WORK REQUEST — The required output is a verbatim transcription of the listing, pictures excluded.

TASK MATERIAL —

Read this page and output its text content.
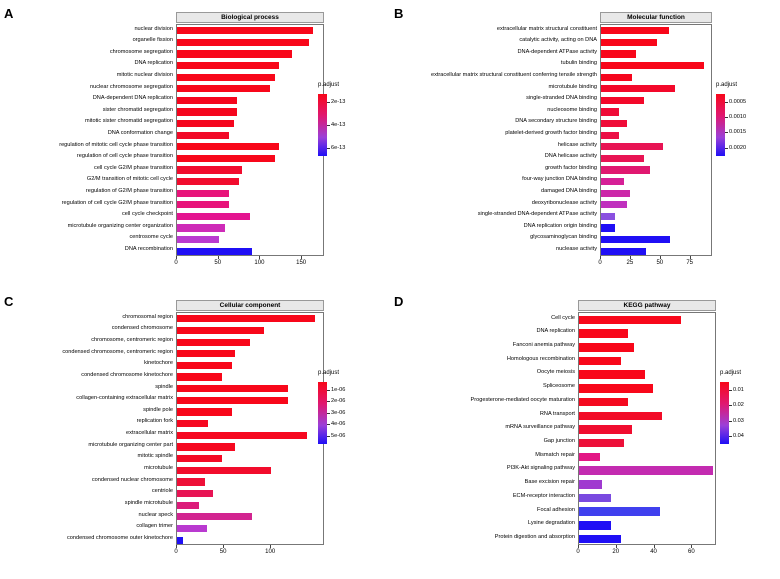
A	Biological process
nuclear division
organelle fission
chromosome segregation
DNA replication
mitotic nuclear division
nuclear chromosome segregation
DNA-dependent DNA replication
sister chromatid segregation
mitotic sister chromatid segregation
DNA conformation change
regulation of mitotic cell cycle phase transition
regulation of cell cycle phase transition
cell cycle G2/M phase transition
G2/M transition of mitotic cell cycle
regulation of G2/M phase transition
regulation of cell cycle G2/M phase transition
cell cycle checkpoint
microtubule organizing center organization
centrosome cycle
DNA recombination
0	50	100	150
p.adjust
2e-13
4e-13
6e-13
B	Molecular function
extracellular matrix structural constituent
catalytic activity, acting on DNA
DNA-dependent ATPase activity
tubulin binding
extracellular matrix structural constituent conferring tensile strength
microtubule binding
single-stranded DNA binding
nucleosome binding
DNA secondary structure binding
platelet-derived growth factor binding
helicase activity
DNA helicase activity
growth factor binding
four-way junction DNA binding
damaged DNA binding
deoxyribonuclease activity
single-stranded DNA-dependent ATPase activity
DNA replication origin binding
glycosaminoglycan binding
nuclease activity
0	25	50	75
p.adjust
0.0005
0.0010
0.0015
0.0020
C	Cellular component
chromosomal region
condensed chromosome
chromosome, centromeric region
condensed chromosome, centromeric region
kinetochore
condensed chromosome kinetochore
spindle
collagen-containing extracellular matrix
spindle pole
replication fork
extracellular matrix
microtubule organizing center part
mitotic spindle
microtubule
condensed nuclear chromosome
centriole
spindle microtubule
nuclear speck
collagen trimer
condensed chromosome outer kinetochore
0	50	100
p.adjust
1e-06
2e-06
3e-06
4e-06
5e-06
D	KEGG pathway
Cell cycle
DNA replication
Fanconi anemia pathway
Homologous recombination
Oocyte meiosis
Spliceosome
Progesterone-mediated oocyte maturation
RNA transport
mRNA surveillance pathway
Gap junction
Mismatch repair
PI3K-Akt signaling pathway
Base excision repair
ECM-receptor interaction
Focal adhesion
Lysine degradation
Protein digestion and absorption
0	20	40	60
p.adjust
0.01
0.02
0.03
0.04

WRITTEN REPLY —
Read this page and output its text content.
A	Biological process
nuclear division
organelle fission
chromosome segregation
DNA replication
mitotic nuclear division
nuclear chromosome segregation
DNA-dependent DNA replication
sister chromatid segregation
mitotic sister chromatid segregation
DNA conformation change
regulation of mitotic cell cycle phase transition
regulation of cell cycle phase transition
cell cycle G2/M phase transition
G2/M transition of mitotic cell cycle
regulation of G2/M phase transition
regulation of cell cycle G2/M phase transition
cell cycle checkpoint
microtubule organizing center organization
centrosome cycle
DNA recombination
0	50	100	150
p.adjust
2e-13
4e-13
6e-13
B	Molecular function
extracellular matrix structural constituent
catalytic activity, acting on DNA
DNA-dependent ATPase activity
tubulin binding
extracellular matrix structural constituent conferring tensile strength
microtubule binding
single-stranded DNA binding
nucleosome binding
DNA secondary structure binding
platelet-derived growth factor binding
helicase activity
DNA helicase activity
growth factor binding
four-way junction DNA binding
damaged DNA binding
deoxyribonuclease activity
single-stranded DNA-dependent ATPase activity
DNA replication origin binding
glycosaminoglycan binding
nuclease activity
0	25	50	75
p.adjust
0.0005
0.0010
0.0015
0.0020
C	Cellular component
chromosomal region
condensed chromosome
chromosome, centromeric region
condensed chromosome, centromeric region
kinetochore
condensed chromosome kinetochore
spindle
collagen-containing extracellular matrix
spindle pole
replication fork
extracellular matrix
microtubule organizing center part
mitotic spindle
microtubule
condensed nuclear chromosome
centriole
spindle microtubule
nuclear speck
collagen trimer
condensed chromosome outer kinetochore
0	50	100
p.adjust
1e-06
2e-06
3e-06
4e-06
5e-06
D	KEGG pathway
Cell cycle
DNA replication
Fanconi anemia pathway
Homologous recombination
Oocyte meiosis
Spliceosome
Progesterone-mediated oocyte maturation
RNA transport
mRNA surveillance pathway
Gap junction
Mismatch repair
PI3K-Akt signaling pathway
Base excision repair
ECM-receptor interaction
Focal adhesion
Lysine degradation
Protein digestion and absorption
0	20	40	60
p.adjust
0.01
0.02
0.03
0.04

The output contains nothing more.